## Exercise objective
Please rewrite every line in the entries below as a numbered list, leaving out any blank lines.

## Supplied entries
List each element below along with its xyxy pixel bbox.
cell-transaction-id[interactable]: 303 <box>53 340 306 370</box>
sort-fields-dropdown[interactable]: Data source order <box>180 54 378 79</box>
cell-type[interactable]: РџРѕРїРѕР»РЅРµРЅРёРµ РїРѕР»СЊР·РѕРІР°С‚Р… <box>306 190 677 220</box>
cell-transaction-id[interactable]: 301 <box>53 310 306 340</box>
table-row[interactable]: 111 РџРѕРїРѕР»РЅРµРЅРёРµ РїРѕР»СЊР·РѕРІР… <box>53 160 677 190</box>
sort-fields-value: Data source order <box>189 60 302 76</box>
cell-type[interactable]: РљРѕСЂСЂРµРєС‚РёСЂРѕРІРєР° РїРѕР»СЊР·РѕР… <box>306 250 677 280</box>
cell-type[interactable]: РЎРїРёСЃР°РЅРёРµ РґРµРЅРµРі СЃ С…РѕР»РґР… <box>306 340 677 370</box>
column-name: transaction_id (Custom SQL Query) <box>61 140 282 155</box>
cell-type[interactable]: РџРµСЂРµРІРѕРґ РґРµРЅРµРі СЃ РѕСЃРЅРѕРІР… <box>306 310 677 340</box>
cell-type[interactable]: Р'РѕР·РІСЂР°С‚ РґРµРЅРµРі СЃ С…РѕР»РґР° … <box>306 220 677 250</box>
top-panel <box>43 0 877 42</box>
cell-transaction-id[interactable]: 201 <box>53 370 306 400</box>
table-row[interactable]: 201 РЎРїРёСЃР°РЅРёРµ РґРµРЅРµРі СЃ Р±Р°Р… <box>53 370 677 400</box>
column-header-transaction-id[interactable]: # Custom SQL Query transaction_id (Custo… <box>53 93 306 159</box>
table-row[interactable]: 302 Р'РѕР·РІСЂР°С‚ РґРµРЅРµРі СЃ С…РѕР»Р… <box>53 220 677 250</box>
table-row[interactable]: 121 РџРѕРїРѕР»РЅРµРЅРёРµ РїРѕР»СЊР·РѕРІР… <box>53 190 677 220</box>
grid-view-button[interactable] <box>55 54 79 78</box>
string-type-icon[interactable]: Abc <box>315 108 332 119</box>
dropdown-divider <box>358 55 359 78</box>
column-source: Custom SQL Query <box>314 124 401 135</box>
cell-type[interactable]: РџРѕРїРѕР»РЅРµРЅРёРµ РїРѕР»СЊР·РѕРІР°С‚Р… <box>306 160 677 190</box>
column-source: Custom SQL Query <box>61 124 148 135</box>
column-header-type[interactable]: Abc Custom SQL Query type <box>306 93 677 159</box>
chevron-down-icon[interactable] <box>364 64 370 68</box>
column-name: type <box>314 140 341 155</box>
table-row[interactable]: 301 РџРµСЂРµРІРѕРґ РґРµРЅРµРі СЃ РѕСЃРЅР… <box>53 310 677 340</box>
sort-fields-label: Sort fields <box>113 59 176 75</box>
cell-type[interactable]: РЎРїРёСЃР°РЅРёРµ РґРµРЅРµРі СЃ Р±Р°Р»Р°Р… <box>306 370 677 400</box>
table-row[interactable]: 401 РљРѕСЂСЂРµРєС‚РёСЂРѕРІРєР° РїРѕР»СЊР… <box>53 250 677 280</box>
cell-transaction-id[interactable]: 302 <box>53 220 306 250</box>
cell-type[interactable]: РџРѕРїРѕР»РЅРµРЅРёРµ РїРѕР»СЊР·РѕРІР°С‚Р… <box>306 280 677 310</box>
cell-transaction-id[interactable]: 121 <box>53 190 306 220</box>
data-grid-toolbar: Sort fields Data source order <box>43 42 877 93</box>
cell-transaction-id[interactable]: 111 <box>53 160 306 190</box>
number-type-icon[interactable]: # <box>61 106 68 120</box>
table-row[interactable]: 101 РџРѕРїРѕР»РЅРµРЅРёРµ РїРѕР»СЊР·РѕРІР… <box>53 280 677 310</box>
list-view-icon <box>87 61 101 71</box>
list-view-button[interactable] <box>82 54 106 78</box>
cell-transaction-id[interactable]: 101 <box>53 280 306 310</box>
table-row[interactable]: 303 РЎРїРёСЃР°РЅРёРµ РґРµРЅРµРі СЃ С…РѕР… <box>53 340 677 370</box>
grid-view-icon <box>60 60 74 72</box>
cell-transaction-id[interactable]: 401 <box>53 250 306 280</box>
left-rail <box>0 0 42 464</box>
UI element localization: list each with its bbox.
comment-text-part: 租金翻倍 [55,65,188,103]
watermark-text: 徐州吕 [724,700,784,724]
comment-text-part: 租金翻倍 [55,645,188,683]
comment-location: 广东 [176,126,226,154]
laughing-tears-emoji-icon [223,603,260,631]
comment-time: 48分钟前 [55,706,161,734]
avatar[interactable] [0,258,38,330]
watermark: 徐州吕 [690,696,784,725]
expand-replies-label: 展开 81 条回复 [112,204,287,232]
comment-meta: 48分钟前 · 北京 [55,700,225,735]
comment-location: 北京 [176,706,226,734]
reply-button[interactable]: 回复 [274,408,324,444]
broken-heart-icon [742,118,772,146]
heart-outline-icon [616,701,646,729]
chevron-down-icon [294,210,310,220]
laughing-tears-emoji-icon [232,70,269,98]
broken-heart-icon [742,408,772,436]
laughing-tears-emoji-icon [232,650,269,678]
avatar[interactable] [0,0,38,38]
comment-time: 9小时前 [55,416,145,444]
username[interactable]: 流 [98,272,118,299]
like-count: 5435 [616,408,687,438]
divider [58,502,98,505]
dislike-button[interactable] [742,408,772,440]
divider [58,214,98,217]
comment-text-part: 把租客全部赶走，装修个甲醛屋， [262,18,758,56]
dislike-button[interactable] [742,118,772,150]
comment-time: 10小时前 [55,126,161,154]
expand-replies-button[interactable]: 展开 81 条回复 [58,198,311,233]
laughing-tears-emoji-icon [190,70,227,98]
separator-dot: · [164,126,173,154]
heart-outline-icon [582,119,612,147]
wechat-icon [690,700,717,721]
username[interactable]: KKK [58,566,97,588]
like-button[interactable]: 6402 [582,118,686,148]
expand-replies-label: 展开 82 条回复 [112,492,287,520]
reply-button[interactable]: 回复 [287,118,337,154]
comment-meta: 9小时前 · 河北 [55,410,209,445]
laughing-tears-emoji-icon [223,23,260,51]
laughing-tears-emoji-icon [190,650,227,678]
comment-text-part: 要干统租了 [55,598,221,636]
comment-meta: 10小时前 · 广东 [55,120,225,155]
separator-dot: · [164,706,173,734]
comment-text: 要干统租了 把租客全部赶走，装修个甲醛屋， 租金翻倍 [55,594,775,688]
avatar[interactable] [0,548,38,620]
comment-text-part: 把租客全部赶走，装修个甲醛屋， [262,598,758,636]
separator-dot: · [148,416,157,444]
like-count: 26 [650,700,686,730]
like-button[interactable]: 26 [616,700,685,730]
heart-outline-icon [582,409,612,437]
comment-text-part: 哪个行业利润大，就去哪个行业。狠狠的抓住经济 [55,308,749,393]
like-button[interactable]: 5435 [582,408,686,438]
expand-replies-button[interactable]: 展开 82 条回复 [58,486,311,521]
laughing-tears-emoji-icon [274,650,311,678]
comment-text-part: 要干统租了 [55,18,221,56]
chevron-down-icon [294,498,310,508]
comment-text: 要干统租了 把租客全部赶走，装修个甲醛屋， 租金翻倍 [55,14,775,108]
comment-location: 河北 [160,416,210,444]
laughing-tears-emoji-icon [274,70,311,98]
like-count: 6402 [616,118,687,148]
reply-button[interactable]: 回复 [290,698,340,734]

## Correct result
1. List each element below along with its xyxy pixel bbox.
2. cell-transaction-id[interactable]: 303 <box>53 340 306 370</box>
3. sort-fields-dropdown[interactable]: Data source order <box>180 54 378 79</box>
4. cell-type[interactable]: РџРѕРїРѕР»РЅРµРЅРёРµ РїРѕР»СЊР·РѕРІР°С‚Р… <box>306 190 677 220</box>
5. cell-transaction-id[interactable]: 301 <box>53 310 306 340</box>
6. table-row[interactable]: 111 РџРѕРїРѕР»РЅРµРЅРёРµ РїРѕР»СЊР·РѕРІР… <box>53 160 677 190</box>
7. sort-fields-value: Data source order <box>189 60 302 76</box>
8. cell-type[interactable]: РљРѕСЂСЂРµРєС‚РёСЂРѕРІРєР° РїРѕР»СЊР·РѕР… <box>306 250 677 280</box>
9. cell-type[interactable]: РЎРїРёСЃР°РЅРёРµ РґРµРЅРµРі СЃ С…РѕР»РґР… <box>306 340 677 370</box>
10. column-name: transaction_id (Custom SQL Query) <box>61 140 282 155</box>
11. cell-type[interactable]: РџРµСЂРµРІРѕРґ РґРµРЅРµРі СЃ РѕСЃРЅРѕРІР… <box>306 310 677 340</box>
12. cell-type[interactable]: Р'РѕР·РІСЂР°С‚ РґРµРЅРµРі СЃ С…РѕР»РґР° … <box>306 220 677 250</box>
13. top-panel <box>43 0 877 42</box>
14. cell-transaction-id[interactable]: 201 <box>53 370 306 400</box>
15. table-row[interactable]: 201 РЎРїРёСЃР°РЅРёРµ РґРµРЅРµРі СЃ Р±Р°Р… <box>53 370 677 400</box>
16. column-header-transaction-id[interactable]: # Custom SQL Query transaction_id (Custo… <box>53 93 306 159</box>
17. table-row[interactable]: 302 Р'РѕР·РІСЂР°С‚ РґРµРЅРµРі СЃ С…РѕР»Р… <box>53 220 677 250</box>
18. table-row[interactable]: 121 РџРѕРїРѕР»РЅРµРЅРёРµ РїРѕР»СЊР·РѕРІР… <box>53 190 677 220</box>
19. grid-view-button[interactable] <box>55 54 79 78</box>
20. string-type-icon[interactable]: Abc <box>315 108 332 119</box>
21. dropdown-divider <box>358 55 359 78</box>
22. column-source: Custom SQL Query <box>314 124 401 135</box>
23. cell-type[interactable]: РџРѕРїРѕР»РЅРµРЅРёРµ РїРѕР»СЊР·РѕРІР°С‚Р… <box>306 160 677 190</box>
24. column-source: Custom SQL Query <box>61 124 148 135</box>
25. column-header-type[interactable]: Abc Custom SQL Query type <box>306 93 677 159</box>
26. chevron-down-icon[interactable] <box>364 64 370 68</box>
27. column-name: type <box>314 140 341 155</box>
28. table-row[interactable]: 301 РџРµСЂРµРІРѕРґ РґРµРЅРµРі СЃ РѕСЃРЅР… <box>53 310 677 340</box>
29. sort-fields-label: Sort fields <box>113 59 176 75</box>
30. cell-type[interactable]: РЎРїРёСЃР°РЅРёРµ РґРµРЅРµРі СЃ Р±Р°Р»Р°Р… <box>306 370 677 400</box>
31. table-row[interactable]: 401 РљРѕСЂСЂРµРєС‚РёСЂРѕРІРєР° РїРѕР»СЊР… <box>53 250 677 280</box>
32. cell-transaction-id[interactable]: 302 <box>53 220 306 250</box>
33. cell-type[interactable]: РџРѕРїРѕР»РЅРµРЅРёРµ РїРѕР»СЊР·РѕРІР°С‚Р… <box>306 280 677 310</box>
34. cell-transaction-id[interactable]: 121 <box>53 190 306 220</box>
35. data-grid-toolbar: Sort fields Data source order <box>43 42 877 93</box>
36. cell-transaction-id[interactable]: 111 <box>53 160 306 190</box>
37. number-type-icon[interactable]: # <box>61 106 68 120</box>
38. table-row[interactable]: 101 РџРѕРїРѕР»РЅРµРЅРёРµ РїРѕР»СЊР·РѕРІР… <box>53 280 677 310</box>
39. list-view-icon <box>87 61 101 71</box>
40. list-view-button[interactable] <box>82 54 106 78</box>
41. cell-transaction-id[interactable]: 101 <box>53 280 306 310</box>
42. table-row[interactable]: 303 РЎРїРёСЃР°РЅРёРµ РґРµРЅРµРі СЃ С…РѕР… <box>53 340 677 370</box>
43. grid-view-icon <box>60 60 74 72</box>
44. cell-transaction-id[interactable]: 401 <box>53 250 306 280</box>
45. left-rail <box>0 0 42 464</box>
46. UI element localization: list each with its bbox.
47. comment-text-part: 租金翻倍 [55,65,188,103]
48. watermark-text: 徐州吕 [724,700,784,724]
49. comment-text-part: 租金翻倍 [55,645,188,683]
50. comment-location: 广东 [176,126,226,154]
51. laughing-tears-emoji-icon [223,603,260,631]
52. comment-time: 48分钟前 [55,706,161,734]
53. avatar[interactable] [0,258,38,330]
54. watermark: 徐州吕 [690,696,784,725]
55. expand-replies-label: 展开 81 条回复 [112,204,287,232]
56. comment-meta: 48分钟前 · 北京 [55,700,225,735]
57. comment-location: 北京 [176,706,226,734]
58. reply-button[interactable]: 回复 [274,408,324,444]
59. broken-heart-icon [742,118,772,146]
60. heart-outline-icon [616,701,646,729]
61. chevron-down-icon [294,210,310,220]
62. laughing-tears-emoji-icon [232,70,269,98]
63. broken-heart-icon [742,408,772,436]
64. laughing-tears-emoji-icon [232,650,269,678]
65. avatar[interactable] [0,0,38,38]
66. comment-time: 9小时前 [55,416,145,444]
67. username[interactable]: 流 [98,272,118,299]
68. like-count: 5435 [616,408,687,438]
69. divider [58,502,98,505]
70. dislike-button[interactable] [742,408,772,440]
71. divider [58,214,98,217]
72. comment-text-part: 把租客全部赶走，装修个甲醛屋， [262,18,758,56]
73. dislike-button[interactable] [742,118,772,150]
74. comment-time: 10小时前 [55,126,161,154]
75. expand-replies-button[interactable]: 展开 81 条回复 [58,198,311,233]
76. laughing-tears-emoji-icon [190,70,227,98]
77. separator-dot: · [164,126,173,154]
78. heart-outline-icon [582,119,612,147]
79. wechat-icon [690,700,717,721]
80. username[interactable]: KKK [58,566,97,588]
81. like-button[interactable]: 6402 [582,118,686,148]
82. expand-replies-label: 展开 82 条回复 [112,492,287,520]
83. reply-button[interactable]: 回复 [287,118,337,154]
84. comment-meta: 9小时前 · 河北 [55,410,209,445]
85. laughing-tears-emoji-icon [223,23,260,51]
86. laughing-tears-emoji-icon [190,650,227,678]
87. comment-text-part: 要干统租了 [55,598,221,636]
88. comment-meta: 10小时前 · 广东 [55,120,225,155]
89. separator-dot: · [164,706,173,734]
90. comment-text: 要干统租了 把租客全部赶走，装修个甲醛屋， 租金翻倍 [55,594,775,688]
91. avatar[interactable] [0,548,38,620]
92. comment-text-part: 把租客全部赶走，装修个甲醛屋， [262,598,758,636]
93. separator-dot: · [148,416,157,444]
94. like-count: 26 [650,700,686,730]
95. like-button[interactable]: 26 [616,700,685,730]
96. heart-outline-icon [582,409,612,437]
97. comment-text-part: 哪个行业利润大，就去哪个行业。狠狠的抓住经济 [55,308,749,393]
98. like-button[interactable]: 5435 [582,408,686,438]
99. expand-replies-button[interactable]: 展开 82 条回复 [58,486,311,521]
100. laughing-tears-emoji-icon [274,650,311,678]
101. comment-text-part: 要干统租了 [55,18,221,56]
102. chevron-down-icon [294,498,310,508]
103. comment-text: 要干统租了 把租客全部赶走，装修个甲醛屋， 租金翻倍 [55,14,775,108]
104. comment-location: 河北 [160,416,210,444]
105. laughing-tears-emoji-icon [274,70,311,98]
106. like-count: 6402 [616,118,687,148]
107. reply-button[interactable]: 回复 [290,698,340,734]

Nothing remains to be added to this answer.